Data records:

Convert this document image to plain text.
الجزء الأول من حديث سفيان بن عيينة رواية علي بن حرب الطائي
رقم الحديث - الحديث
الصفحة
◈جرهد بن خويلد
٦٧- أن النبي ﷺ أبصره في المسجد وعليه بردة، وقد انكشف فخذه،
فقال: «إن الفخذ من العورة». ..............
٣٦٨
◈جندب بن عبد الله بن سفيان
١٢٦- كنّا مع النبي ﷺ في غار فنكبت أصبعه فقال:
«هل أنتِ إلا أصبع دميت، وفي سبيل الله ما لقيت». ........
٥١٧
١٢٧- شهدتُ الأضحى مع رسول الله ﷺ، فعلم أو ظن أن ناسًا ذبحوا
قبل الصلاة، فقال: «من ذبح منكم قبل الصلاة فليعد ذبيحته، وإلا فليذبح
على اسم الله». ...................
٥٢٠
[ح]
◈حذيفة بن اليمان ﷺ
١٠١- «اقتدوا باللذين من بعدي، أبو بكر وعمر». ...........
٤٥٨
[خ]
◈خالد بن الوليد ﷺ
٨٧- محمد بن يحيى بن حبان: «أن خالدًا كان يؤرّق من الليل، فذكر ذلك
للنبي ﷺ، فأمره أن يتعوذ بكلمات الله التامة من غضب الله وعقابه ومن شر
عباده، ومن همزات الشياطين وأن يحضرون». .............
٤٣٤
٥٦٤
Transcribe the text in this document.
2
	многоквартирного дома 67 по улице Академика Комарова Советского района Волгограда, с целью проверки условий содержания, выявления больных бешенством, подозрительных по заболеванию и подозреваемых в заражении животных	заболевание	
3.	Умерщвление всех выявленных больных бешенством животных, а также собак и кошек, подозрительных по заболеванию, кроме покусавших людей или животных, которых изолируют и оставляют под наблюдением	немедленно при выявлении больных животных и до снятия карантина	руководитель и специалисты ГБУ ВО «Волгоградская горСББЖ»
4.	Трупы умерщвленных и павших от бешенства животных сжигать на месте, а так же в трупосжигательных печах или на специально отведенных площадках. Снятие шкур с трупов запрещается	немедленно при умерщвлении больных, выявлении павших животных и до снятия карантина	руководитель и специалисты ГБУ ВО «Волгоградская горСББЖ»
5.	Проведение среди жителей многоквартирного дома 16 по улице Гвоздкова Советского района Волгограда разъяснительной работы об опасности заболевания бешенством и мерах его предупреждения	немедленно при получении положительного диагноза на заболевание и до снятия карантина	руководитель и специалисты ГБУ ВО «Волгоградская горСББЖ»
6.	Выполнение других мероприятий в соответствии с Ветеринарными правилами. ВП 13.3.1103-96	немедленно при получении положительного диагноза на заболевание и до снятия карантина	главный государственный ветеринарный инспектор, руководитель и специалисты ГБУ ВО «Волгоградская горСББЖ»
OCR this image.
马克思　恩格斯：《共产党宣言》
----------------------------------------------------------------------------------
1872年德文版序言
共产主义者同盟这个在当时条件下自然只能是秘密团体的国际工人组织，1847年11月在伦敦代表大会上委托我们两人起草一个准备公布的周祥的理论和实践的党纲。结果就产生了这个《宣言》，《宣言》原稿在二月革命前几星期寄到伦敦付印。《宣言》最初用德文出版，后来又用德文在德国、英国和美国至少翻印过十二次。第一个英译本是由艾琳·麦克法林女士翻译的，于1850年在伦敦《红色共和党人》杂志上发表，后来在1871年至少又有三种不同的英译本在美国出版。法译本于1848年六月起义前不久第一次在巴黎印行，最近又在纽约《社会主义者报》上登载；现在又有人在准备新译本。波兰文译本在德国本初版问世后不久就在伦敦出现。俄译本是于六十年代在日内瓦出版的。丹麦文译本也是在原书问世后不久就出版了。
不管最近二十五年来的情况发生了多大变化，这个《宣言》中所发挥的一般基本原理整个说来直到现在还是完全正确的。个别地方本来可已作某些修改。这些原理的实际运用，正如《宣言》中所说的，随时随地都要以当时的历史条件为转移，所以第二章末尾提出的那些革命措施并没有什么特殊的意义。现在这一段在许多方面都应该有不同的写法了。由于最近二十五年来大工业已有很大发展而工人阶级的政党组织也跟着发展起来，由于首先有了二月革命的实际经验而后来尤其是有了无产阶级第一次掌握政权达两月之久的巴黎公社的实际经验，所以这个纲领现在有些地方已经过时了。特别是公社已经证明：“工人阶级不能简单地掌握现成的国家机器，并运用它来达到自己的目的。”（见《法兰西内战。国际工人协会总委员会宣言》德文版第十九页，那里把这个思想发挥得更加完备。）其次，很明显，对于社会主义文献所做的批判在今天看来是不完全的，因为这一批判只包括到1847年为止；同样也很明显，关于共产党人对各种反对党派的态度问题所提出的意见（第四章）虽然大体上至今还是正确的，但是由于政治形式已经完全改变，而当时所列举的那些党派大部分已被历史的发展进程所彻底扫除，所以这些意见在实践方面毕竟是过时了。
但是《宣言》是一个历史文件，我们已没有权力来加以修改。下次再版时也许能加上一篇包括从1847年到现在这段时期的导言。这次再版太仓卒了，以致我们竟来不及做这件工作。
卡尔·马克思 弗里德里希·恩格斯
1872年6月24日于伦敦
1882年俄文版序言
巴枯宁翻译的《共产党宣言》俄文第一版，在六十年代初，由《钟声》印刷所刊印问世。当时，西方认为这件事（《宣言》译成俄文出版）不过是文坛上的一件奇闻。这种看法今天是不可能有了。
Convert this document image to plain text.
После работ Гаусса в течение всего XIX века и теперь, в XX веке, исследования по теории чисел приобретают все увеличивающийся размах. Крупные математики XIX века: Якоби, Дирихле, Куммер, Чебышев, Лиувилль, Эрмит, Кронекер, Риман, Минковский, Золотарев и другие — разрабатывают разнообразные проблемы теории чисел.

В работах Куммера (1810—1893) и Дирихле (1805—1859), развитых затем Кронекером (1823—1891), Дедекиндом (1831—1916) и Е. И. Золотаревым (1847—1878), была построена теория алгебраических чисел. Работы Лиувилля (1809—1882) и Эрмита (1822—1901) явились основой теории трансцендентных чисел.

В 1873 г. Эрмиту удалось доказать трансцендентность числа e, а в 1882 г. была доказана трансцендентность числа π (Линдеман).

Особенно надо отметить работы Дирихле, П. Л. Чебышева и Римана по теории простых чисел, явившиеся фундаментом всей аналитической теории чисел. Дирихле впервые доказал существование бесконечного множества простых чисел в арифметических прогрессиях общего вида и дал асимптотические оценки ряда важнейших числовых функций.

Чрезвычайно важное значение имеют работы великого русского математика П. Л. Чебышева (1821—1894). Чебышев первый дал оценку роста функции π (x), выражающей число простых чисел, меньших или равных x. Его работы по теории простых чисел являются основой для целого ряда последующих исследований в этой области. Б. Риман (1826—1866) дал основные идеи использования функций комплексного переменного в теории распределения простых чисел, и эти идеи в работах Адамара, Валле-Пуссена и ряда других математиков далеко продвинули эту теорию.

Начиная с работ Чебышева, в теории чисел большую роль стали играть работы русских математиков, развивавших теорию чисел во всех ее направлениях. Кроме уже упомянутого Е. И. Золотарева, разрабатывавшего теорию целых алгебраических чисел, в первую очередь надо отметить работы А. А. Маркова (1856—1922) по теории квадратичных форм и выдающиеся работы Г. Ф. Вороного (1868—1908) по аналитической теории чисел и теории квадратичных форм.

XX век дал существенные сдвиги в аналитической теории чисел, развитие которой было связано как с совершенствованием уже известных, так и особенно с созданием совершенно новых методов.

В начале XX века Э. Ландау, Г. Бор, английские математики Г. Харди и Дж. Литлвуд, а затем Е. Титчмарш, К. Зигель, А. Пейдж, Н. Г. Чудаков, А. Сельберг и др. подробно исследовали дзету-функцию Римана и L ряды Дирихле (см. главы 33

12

= DIRECTIONS FOR THIS TASK =
Lines containing the word "получении" must all be returned from the material above.

= REPLY =
5.	Проведение среди жителей многоквартирного дома 16 по улице Гвоздкова Советского района Волгограда разъяснительной работы об опасности заболевания бешенством и мерах его предупреждения	немедленно при получении положительного диагноза на заболевание и до снятия карантина	руководитель и специалисты ГБУ ВО «Волгоградская горСББЖ»
6.	Выполнение других мероприятий в соответствии с Ветеринарными правилами. ВП 13.3.1103-96	немедленно при получении положительного диагноза на заболевание и до снятия карантина	главный государственный ветеринарный инспектор, руководитель и специалисты ГБУ ВО «Волгоградская горСББЖ»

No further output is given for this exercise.